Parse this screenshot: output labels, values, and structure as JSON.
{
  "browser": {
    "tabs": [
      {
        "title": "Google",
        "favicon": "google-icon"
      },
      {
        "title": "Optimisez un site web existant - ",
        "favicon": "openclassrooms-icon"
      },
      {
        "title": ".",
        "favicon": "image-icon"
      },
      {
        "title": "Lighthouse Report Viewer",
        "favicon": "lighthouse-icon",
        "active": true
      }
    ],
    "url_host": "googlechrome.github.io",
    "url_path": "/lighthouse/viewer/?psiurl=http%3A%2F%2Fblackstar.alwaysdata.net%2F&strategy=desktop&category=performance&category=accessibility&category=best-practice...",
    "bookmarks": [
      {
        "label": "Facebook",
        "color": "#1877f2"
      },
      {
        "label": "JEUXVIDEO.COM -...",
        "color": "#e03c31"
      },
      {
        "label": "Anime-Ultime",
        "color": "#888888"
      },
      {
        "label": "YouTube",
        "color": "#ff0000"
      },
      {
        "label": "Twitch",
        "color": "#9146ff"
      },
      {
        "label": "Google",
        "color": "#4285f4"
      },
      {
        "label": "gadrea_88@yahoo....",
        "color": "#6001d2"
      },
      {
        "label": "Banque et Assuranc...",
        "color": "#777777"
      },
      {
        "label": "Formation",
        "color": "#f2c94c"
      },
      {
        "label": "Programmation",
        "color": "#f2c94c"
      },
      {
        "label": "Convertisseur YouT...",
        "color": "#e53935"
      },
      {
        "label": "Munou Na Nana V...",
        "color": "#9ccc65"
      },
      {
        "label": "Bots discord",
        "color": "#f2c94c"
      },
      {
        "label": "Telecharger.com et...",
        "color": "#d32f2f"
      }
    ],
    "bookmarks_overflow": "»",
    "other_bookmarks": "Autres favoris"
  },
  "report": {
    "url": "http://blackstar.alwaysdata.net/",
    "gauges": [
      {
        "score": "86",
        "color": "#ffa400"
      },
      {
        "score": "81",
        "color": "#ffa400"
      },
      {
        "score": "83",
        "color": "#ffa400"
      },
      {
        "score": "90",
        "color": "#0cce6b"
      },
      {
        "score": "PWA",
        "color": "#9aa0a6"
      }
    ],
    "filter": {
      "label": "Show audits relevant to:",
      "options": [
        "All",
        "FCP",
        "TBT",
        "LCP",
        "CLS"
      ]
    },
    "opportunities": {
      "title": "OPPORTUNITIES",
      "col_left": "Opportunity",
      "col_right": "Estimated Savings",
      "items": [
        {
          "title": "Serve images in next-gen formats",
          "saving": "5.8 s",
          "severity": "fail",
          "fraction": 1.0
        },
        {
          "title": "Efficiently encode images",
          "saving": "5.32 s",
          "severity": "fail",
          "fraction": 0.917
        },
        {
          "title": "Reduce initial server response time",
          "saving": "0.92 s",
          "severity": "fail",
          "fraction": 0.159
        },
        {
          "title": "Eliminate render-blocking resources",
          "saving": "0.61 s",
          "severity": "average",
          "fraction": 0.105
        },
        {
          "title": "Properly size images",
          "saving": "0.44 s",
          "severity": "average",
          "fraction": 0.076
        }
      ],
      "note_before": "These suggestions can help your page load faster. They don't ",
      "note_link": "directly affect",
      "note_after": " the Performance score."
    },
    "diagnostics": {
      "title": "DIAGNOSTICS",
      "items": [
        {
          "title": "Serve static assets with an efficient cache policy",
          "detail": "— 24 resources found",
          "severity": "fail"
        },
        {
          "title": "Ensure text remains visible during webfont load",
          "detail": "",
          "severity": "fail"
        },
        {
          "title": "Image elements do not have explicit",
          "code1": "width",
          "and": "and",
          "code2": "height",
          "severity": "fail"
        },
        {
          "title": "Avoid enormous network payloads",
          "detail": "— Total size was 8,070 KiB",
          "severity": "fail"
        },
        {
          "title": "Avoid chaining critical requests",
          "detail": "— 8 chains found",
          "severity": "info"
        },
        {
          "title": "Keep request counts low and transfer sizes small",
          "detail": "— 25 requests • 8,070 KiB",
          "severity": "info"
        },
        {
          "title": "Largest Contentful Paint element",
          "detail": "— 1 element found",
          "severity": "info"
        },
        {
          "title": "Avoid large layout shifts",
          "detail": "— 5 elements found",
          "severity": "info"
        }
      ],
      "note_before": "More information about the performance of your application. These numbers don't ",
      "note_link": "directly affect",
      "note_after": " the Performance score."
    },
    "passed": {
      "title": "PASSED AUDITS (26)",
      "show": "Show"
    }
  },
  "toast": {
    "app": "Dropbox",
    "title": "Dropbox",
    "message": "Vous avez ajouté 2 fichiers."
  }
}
***
▸ GIVEN INSTRUCTION
Copy out every line of the listing that includes the string "requests".

▸ RESULT FOR THIS EXERCISE
          "title": "Avoid chaining critical requests",
          "detail": "— 25 requests • 8,070 KiB",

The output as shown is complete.